◆ **BRANO MOSTRATO**:
Dopo la venuta dei Normanni a Reggio (1260), è comprovata la loro esistenza in queste zone, la loro attività e la loro condizione giuridica ed economica. Infatti è solo dal 1127 al 1511 che risulta da fonti concrete la presenza degli Ebrei. Molti documenti descrivono la loro vita e parecchi altri indicano col nome di Giudecca la zona in cui risiedevano, oltre la cinta delle mura reggine. Sicuramente la Giudecca, popoloso e ben organizzato quartiere, non sorse all'improvviso, ma attraverso un processo lento di secoli. Infatti nei primi anni del XV sec. gli Ebrei sono già sistemati in corporazioni, separati dai cristiani ad opera di provvedimenti legislativi e di inquisizioni.
Essi comunicavano con il mare mediante una porta detta Anzana che era l'unica loro entrata ed uscita e non avevano alcun altro punto di comunicazione con la città.

◆ **VOCI ESTRATTE**:
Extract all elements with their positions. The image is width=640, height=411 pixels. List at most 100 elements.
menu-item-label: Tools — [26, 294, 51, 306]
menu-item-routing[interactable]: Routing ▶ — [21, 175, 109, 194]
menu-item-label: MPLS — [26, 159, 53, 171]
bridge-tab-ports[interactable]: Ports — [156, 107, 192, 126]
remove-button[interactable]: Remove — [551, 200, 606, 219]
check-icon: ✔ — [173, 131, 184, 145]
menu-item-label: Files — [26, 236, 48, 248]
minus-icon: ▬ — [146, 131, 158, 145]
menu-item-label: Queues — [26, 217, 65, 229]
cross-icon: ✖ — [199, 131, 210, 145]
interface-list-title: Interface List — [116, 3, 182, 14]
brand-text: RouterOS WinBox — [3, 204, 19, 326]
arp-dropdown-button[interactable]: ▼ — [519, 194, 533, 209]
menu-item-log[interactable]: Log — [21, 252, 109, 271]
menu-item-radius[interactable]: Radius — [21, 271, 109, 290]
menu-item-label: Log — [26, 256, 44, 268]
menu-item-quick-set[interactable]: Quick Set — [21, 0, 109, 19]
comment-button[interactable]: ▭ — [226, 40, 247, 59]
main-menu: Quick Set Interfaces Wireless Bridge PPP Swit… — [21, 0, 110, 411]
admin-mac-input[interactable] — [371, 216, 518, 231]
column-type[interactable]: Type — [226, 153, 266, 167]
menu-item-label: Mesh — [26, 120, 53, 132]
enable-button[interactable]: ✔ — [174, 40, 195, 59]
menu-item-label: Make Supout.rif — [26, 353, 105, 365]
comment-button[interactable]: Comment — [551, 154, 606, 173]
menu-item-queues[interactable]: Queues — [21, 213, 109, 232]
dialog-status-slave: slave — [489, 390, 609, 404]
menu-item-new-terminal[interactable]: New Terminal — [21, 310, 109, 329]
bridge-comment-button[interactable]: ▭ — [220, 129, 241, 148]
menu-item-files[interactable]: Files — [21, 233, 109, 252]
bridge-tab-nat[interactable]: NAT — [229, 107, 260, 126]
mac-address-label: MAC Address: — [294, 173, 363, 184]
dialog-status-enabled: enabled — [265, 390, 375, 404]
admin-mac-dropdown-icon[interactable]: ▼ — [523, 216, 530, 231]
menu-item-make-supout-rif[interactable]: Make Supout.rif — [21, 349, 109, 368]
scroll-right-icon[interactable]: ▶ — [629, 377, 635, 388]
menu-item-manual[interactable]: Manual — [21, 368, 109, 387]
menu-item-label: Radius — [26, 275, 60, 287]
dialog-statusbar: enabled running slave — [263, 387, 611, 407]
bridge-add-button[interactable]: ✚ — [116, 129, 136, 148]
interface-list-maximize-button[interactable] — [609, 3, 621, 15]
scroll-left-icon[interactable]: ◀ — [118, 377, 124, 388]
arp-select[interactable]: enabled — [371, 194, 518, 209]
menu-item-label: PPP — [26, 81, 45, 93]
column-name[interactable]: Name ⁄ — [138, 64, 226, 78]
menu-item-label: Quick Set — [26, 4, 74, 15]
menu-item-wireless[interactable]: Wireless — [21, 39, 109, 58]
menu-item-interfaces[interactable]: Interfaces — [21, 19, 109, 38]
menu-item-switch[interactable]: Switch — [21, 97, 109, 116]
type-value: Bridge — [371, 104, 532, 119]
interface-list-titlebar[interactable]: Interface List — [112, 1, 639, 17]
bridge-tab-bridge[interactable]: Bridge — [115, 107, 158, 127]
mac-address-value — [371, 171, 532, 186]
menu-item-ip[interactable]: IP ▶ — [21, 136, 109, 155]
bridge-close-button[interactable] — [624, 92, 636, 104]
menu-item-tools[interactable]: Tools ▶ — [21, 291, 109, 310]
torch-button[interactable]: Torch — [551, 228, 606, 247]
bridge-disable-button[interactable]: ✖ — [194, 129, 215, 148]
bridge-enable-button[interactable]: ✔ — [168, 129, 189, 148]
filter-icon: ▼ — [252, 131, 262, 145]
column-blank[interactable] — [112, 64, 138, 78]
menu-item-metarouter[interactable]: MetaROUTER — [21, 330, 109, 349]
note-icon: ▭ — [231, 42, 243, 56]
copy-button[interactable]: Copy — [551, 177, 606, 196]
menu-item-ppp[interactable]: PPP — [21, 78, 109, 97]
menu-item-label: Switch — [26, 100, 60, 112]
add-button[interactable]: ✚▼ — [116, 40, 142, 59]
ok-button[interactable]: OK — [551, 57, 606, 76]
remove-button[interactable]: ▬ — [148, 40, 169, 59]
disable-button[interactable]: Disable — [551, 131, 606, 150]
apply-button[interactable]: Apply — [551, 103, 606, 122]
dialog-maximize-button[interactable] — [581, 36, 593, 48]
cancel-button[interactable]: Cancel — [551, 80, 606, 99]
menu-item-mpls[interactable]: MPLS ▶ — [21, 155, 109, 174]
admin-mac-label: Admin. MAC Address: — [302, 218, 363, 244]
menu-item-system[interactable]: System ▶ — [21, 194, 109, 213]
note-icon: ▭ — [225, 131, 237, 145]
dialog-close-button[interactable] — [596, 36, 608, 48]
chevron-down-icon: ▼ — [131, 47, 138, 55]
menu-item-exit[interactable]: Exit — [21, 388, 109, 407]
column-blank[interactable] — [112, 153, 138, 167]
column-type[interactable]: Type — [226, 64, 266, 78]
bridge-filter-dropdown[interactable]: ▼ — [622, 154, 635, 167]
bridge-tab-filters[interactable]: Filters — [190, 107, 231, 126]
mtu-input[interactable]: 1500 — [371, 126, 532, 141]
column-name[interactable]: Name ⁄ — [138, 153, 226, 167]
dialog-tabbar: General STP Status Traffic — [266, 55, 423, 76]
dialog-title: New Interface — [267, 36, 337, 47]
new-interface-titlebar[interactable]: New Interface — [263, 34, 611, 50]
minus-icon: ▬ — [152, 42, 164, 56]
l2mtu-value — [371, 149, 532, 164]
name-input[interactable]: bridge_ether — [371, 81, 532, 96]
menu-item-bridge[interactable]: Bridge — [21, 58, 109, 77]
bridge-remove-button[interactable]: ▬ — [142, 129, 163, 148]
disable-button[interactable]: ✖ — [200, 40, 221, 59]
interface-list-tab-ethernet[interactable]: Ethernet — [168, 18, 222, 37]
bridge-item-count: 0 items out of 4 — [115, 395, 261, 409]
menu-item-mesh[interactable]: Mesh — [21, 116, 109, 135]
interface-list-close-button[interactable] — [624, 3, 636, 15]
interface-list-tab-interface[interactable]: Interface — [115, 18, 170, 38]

◆ **ELENCO ATTIVITÀ**:
[A] Nel brano sugli Ebrei di Reggio, come si chiamava la porta attraverso cui gli Ebrei comunicavano con il mare?
[B] Perché, secondo il brano sugli Ebrei di Reggio, la Giudecca non sorse all'improvviso?
[C] Riprendi il brano sugli Ebrei di Reggio e prosegui il testo dopo la sua ultima frase.
Le righe non hanno alcun legame con il brano sugli Ebrei di Reggio.

◆ **RISPOSTE ALLE ATTIVITÀ**:
[A] Si chiamava Anzana.

[B] Perché già nei primi anni del XV secolo gli Ebrei erano organizzati in corporazioni. Erano inoltre separati dai cristiani tramite provvedimenti legislativi e inquisizioni, e ciò indica un processo lento durato secoli.

[C]
Ai primi scarsi nuclei, altri si unirono formando una comunità numerosa e offrendo sempre maggiore incremento alle arti manuali, tanto che la Calabria e il Meridione, molto debbono a questi Ebrei artefici e geniali innovatori. Essi praticarono nelle contrade di Reggio la coltura dei gelsi, la manifattura della seta e, in epoca più tarda, l'arte di colorare i drappi serici con l'indaco. Spinti dalla loro natura proclive alla mercatura ed ai lauti guadagni, spesso accresciuti dall'usura, seppero, in breve spazio di tempo, allargare i confini del loro quartiere, all'inizio ristretto, e, mettendosi in relazione con le fiorenti repubbliche marinare del tempo, fecero di Reggio un attivo centro di traffico portando benessere alla popolazione reggina.
I Normanni, attuando il loro programma politico e cercando di sviluppare l’attività economica del tempo, incentivarono il settore industrialee quello commerciale.
Così gli Ebrei, intraprendenti ed attivi, grazie anche alla loro di­sponibilità finanziaria, acquisirono all’interno della società un ruolo che fino a quel momento era loro mancato.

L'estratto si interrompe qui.